— Set exercise —
What follows is a block of records; reproduce all of it verbatim.

— Source data —
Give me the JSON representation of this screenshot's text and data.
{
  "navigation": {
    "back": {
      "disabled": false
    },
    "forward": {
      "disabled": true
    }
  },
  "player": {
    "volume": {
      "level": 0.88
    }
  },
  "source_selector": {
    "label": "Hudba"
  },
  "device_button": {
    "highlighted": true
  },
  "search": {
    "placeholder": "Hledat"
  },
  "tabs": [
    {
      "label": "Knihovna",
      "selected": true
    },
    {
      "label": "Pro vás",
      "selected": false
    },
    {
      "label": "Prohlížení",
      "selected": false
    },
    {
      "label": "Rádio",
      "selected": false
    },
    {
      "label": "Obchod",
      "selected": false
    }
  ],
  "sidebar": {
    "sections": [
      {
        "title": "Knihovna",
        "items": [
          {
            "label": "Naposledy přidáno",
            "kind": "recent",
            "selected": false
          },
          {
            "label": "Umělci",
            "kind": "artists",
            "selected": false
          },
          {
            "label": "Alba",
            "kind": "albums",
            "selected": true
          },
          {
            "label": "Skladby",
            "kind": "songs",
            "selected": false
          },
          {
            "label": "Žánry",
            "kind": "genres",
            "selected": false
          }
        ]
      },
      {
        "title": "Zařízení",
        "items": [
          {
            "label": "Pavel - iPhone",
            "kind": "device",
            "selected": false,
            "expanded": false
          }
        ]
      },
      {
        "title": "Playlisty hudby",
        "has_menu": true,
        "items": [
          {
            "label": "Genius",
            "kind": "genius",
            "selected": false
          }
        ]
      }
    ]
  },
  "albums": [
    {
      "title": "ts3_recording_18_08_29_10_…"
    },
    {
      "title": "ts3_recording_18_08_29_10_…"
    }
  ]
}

— The reply —
Give me the JSON representation of this screenshot's text and data.
{
  "navigation": {
    "back": {
      "disabled": false
    },
    "forward": {
      "disabled": true
    }
  },
  "player": {
    "volume": {
      "level": 0.88
    }
  },
  "source_selector": {
    "label": "Hudba"
  },
  "device_button": {
    "highlighted": true
  },
  "search": {
    "placeholder": "Hledat"
  },
  "tabs": [
    {
      "label": "Knihovna",
      "selected": true
    },
    {
      "label": "Pro vás",
      "selected": false
    },
    {
      "label": "Prohlížení",
      "selected": false
    },
    {
      "label": "Rádio",
      "selected": false
    },
    {
      "label": "Obchod",
      "selected": false
    }
  ],
  "sidebar": {
    "sections": [
      {
        "title": "Knihovna",
        "items": [
          {
            "label": "Naposledy přidáno",
            "kind": "recent",
            "selected": false
          },
          {
            "label": "Umělci",
            "kind": "artists",
            "selected": false
          },
          {
            "label": "Alba",
            "kind": "albums",
            "selected": true
          },
          {
            "label": "Skladby",
            "kind": "songs",
            "selected": false
          },
          {
            "label": "Žánry",
            "kind": "genres",
            "selected": false
          }
        ]
      },
      {
        "title": "Zařízení",
        "items": [
          {
            "label": "Pavel - iPhone",
            "kind": "device",
            "selected": false,
            "expanded": false
          }
        ]
      },
      {
        "title": "Playlisty hudby",
        "has_menu": true,
        "items": [
          {
            "label": "Genius",
            "kind": "genius",
            "selected": false
          }
        ]
      }
    ]
  },
  "albums": [
    {
      "title": "ts3_recording_18_08_29_10_…"
    },
    {
      "title": "ts3_recording_18_08_29_10_…"
    }
  ]
}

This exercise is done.